Task prompt — Count how many lines of the data include "plastic". The answer is that number and nothing else.

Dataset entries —
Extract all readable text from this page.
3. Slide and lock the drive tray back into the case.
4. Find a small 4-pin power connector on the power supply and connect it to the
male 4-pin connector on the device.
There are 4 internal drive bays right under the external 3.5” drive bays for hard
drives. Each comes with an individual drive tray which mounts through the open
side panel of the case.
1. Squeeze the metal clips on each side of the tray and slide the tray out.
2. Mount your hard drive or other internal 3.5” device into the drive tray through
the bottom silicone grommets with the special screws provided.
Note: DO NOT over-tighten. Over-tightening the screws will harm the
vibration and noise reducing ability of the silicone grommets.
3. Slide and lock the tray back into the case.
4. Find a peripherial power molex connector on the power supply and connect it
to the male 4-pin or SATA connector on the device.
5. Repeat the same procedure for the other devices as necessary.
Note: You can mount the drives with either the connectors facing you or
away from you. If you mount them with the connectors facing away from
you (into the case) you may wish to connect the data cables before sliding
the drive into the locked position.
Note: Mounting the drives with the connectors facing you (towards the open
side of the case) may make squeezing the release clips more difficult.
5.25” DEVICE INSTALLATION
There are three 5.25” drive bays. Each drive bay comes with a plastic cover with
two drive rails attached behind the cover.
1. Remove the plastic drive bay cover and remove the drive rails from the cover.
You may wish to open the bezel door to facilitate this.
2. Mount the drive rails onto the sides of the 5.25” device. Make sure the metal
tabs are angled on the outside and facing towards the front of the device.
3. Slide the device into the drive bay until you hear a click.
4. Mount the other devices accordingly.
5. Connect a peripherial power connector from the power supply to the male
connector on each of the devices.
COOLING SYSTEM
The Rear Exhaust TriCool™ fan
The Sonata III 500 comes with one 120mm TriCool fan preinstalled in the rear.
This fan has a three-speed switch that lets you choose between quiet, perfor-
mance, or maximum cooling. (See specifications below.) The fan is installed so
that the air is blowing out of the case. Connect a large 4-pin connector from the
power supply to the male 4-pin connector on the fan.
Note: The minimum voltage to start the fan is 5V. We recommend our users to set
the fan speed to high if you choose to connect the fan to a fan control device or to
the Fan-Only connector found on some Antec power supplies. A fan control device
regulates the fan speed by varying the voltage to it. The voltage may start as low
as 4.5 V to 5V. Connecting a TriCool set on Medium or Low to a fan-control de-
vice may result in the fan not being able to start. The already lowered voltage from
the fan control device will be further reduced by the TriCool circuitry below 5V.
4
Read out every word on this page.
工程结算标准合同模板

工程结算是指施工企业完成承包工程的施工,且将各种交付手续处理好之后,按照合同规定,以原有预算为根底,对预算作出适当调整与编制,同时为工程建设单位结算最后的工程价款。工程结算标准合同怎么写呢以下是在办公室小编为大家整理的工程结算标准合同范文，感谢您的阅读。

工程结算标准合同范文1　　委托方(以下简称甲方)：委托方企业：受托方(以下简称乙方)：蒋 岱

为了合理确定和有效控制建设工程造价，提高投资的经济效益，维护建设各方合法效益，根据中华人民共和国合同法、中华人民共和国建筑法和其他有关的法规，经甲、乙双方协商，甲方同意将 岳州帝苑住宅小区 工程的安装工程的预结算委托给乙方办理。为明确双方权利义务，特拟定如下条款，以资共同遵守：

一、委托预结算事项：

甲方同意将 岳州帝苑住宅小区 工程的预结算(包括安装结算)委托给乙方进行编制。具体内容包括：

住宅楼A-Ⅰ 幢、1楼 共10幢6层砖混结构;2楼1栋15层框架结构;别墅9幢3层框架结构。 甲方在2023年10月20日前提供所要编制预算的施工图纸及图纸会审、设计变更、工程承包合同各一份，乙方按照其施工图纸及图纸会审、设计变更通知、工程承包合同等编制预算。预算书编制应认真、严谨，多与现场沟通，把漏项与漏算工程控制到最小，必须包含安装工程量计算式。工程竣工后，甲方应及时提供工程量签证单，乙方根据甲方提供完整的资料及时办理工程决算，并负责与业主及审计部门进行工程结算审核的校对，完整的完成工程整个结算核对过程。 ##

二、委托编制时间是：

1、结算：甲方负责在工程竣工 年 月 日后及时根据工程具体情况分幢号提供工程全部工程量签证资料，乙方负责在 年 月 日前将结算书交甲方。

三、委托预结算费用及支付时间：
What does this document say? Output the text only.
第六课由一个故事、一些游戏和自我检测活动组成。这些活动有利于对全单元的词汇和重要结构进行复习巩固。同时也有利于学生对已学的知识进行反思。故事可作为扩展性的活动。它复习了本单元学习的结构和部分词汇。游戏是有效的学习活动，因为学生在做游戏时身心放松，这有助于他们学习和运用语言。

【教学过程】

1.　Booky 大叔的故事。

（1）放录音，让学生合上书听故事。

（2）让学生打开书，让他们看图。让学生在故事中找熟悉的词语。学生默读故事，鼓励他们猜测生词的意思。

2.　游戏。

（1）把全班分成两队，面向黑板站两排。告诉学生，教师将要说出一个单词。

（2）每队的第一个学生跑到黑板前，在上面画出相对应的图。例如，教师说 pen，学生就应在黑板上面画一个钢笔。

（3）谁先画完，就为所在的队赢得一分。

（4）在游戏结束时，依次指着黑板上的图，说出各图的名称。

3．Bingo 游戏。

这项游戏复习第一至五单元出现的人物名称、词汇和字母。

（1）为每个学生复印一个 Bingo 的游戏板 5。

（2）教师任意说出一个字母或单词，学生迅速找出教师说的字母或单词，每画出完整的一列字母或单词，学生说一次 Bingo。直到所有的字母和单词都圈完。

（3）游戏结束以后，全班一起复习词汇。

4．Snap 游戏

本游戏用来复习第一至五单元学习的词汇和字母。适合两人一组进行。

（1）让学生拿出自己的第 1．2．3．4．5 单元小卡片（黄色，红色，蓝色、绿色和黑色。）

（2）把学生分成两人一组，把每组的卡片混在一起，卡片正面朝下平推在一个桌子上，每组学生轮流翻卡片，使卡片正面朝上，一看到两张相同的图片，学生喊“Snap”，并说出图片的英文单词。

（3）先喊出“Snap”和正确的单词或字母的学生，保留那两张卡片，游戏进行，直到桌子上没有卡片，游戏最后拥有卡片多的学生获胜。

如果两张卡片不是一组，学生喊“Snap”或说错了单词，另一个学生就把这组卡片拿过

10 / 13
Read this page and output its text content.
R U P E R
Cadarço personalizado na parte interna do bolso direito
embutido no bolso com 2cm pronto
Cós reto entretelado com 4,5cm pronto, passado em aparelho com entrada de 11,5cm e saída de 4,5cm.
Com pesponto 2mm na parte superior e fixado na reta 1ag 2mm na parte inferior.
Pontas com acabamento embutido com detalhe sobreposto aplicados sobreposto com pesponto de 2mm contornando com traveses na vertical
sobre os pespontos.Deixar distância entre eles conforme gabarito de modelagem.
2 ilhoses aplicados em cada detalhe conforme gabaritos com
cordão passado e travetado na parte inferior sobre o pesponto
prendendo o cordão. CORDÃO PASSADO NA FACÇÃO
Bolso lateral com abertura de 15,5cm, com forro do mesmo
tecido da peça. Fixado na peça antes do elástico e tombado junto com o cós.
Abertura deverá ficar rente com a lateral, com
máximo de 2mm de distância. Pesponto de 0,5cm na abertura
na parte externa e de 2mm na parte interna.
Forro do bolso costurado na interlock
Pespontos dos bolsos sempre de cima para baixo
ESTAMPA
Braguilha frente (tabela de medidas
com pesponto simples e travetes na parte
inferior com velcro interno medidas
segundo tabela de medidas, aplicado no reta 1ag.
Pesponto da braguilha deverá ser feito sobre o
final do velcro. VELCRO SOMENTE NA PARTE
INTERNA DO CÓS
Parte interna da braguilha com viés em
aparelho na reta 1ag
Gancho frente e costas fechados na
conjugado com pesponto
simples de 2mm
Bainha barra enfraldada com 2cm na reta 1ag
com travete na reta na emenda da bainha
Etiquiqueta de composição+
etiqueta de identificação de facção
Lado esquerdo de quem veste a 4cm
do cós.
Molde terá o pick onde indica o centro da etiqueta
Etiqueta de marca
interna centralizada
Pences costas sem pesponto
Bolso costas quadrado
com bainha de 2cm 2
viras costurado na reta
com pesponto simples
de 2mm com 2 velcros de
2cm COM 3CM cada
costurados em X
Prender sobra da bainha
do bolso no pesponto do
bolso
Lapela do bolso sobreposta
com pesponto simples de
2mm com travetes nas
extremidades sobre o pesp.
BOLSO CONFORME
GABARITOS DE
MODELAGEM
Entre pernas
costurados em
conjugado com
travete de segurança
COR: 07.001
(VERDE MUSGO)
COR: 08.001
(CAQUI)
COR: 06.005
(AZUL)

Solved problem — 2